_WHAT IS NEEDED_: Pictures aside, quote the whole listing exactly.

===== MATERIAL =====

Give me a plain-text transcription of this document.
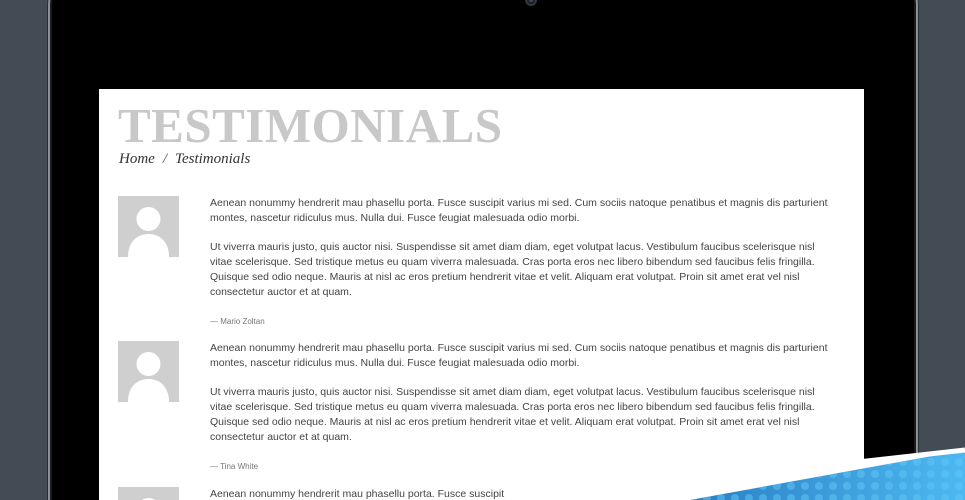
TESTIMONIALS
Home / Testimonials

Aenean nonummy hendrerit mau phasellu porta. Fusce suscipit varius mi sed. Cum sociis natoque penatibus et magnis dis parturient montes, nascetur ridiculus mus. Nulla dui. Fusce feugiat malesuada odio morbi.

Ut viverra mauris justo, quis auctor nisi. Suspendisse sit amet diam diam, eget volutpat lacus. Vestibulum faucibus scelerisque nisl vitae scelerisque. Sed tristique metus eu quam viverra malesuada. Cras porta eros nec libero bibendum sed faucibus felis fringilla. Quisque sed odio neque. Mauris at nisl ac eros pretium hendrerit vitae et velit. Aliquam erat volutpat. Proin sit amet erat vel nisl consectetur auctor et at quam.

— Mario Zoltan

Aenean nonummy hendrerit mau phasellu porta. Fusce suscipit varius mi sed. Cum sociis natoque penatibus et magnis dis parturient montes, nascetur ridiculus mus. Nulla dui. Fusce feugiat malesuada odio morbi.

Ut viverra mauris justo, quis auctor nisi. Suspendisse sit amet diam diam, eget volutpat lacus. Vestibulum faucibus scelerisque nisl vitae scelerisque. Sed tristique metus eu quam viverra malesuada. Cras porta eros nec libero bibendum sed faucibus felis fringilla. Quisque sed odio neque. Mauris at nisl ac eros pretium hendrerit vitae et velit. Aliquam erat volutpat. Proin sit amet erat vel nisl consectetur auctor et at quam.

— Tina White

Aenean nonummy hendrerit mau phasellu porta. Fusce suscipit
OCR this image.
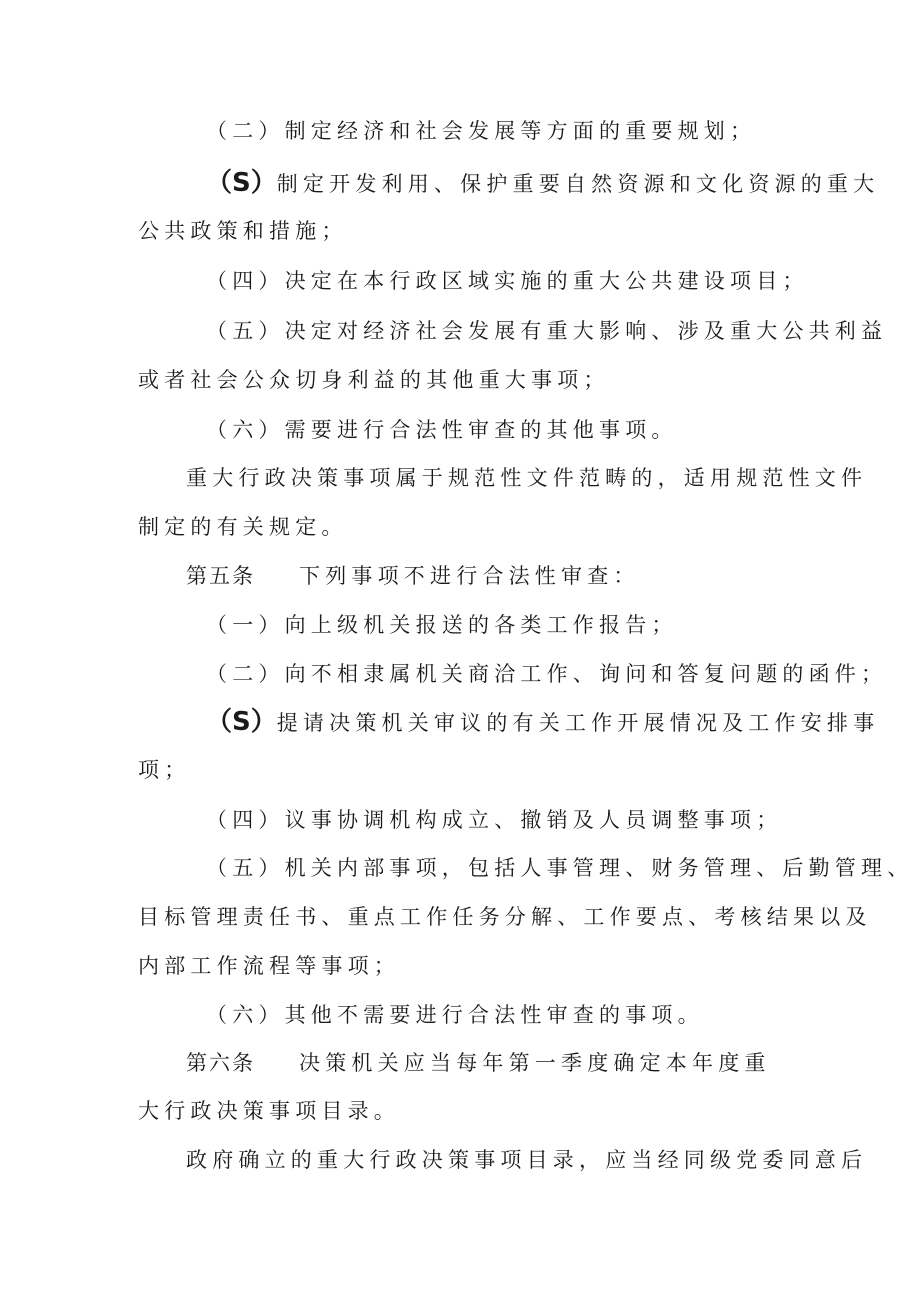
（二）制定经济和社会发展等方面的重要规划；
（S）制定开发利用、保护重要自然资源和文化资源的重大
公共政策和措施；
（四）决定在本行政区域实施的重大公共建设项目；
（五）决定对经济社会发展有重大影响、涉及重大公共利益
或者社会公众切身利益的其他重大事项；
（六）需要进行合法性审查的其他事项。
重大行政决策事项属于规范性文件范畴的，适用规范性文件
制定的有关规定。
第五条 下列事项不进行合法性审查：
（一）向上级机关报送的各类工作报告；
（二）向不相隶属机关商洽工作、询问和答复问题的函件；
（S）提请决策机关审议的有关工作开展情况及工作安排事
项；
（四）议事协调机构成立、撤销及人员调整事项；
（五）机关内部事项，包括人事管理、财务管理、后勤管理、
目标管理责任书、重点工作任务分解、工作要点、考核结果以及
内部工作流程等事项；
（六）其他不需要进行合法性审查的事项。
第六条 决策机关应当每年第一季度确定本年度重
大行政决策事项目录。
政府确立的重大行政决策事项目录，应当经同级党委同意后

=====

_REPLY_:
Give me a plain-text transcription of this document.
TESTIMONIALS
Home / Testimonials

Aenean nonummy hendrerit mau phasellu porta. Fusce suscipit varius mi sed. Cum sociis natoque penatibus et magnis dis parturient montes, nascetur ridiculus mus. Nulla dui. Fusce feugiat malesuada odio morbi.

Ut viverra mauris justo, quis auctor nisi. Suspendisse sit amet diam diam, eget volutpat lacus. Vestibulum faucibus scelerisque nisl vitae scelerisque. Sed tristique metus eu quam viverra malesuada. Cras porta eros nec libero bibendum sed faucibus felis fringilla. Quisque sed odio neque. Mauris at nisl ac eros pretium hendrerit vitae et velit. Aliquam erat volutpat. Proin sit amet erat vel nisl consectetur auctor et at quam.

— Mario Zoltan

Aenean nonummy hendrerit mau phasellu porta. Fusce suscipit varius mi sed. Cum sociis natoque penatibus et magnis dis parturient montes, nascetur ridiculus mus. Nulla dui. Fusce feugiat malesuada odio morbi.

Ut viverra mauris justo, quis auctor nisi. Suspendisse sit amet diam diam, eget volutpat lacus. Vestibulum faucibus scelerisque nisl vitae scelerisque. Sed tristique metus eu quam viverra malesuada. Cras porta eros nec libero bibendum sed faucibus felis fringilla. Quisque sed odio neque. Mauris at nisl ac eros pretium hendrerit vitae et velit. Aliquam erat volutpat. Proin sit amet erat vel nisl consectetur auctor et at quam.

— Tina White

Aenean nonummy hendrerit mau phasellu porta. Fusce suscipit
OCR this image.
（二）制定经济和社会发展等方面的重要规划；
（S）制定开发利用、保护重要自然资源和文化资源的重大
公共政策和措施；
（四）决定在本行政区域实施的重大公共建设项目；
（五）决定对经济社会发展有重大影响、涉及重大公共利益
或者社会公众切身利益的其他重大事项；
（六）需要进行合法性审查的其他事项。
重大行政决策事项属于规范性文件范畴的，适用规范性文件
制定的有关规定。
第五条 下列事项不进行合法性审查：
（一）向上级机关报送的各类工作报告；
（二）向不相隶属机关商洽工作、询问和答复问题的函件；
（S）提请决策机关审议的有关工作开展情况及工作安排事
项；
（四）议事协调机构成立、撤销及人员调整事项；
（五）机关内部事项，包括人事管理、财务管理、后勤管理、
目标管理责任书、重点工作任务分解、工作要点、考核结果以及
内部工作流程等事项；
（六）其他不需要进行合法性审查的事项。
第六条 决策机关应当每年第一季度确定本年度重
大行政决策事项目录。
政府确立的重大行政决策事项目录，应当经同级党委同意后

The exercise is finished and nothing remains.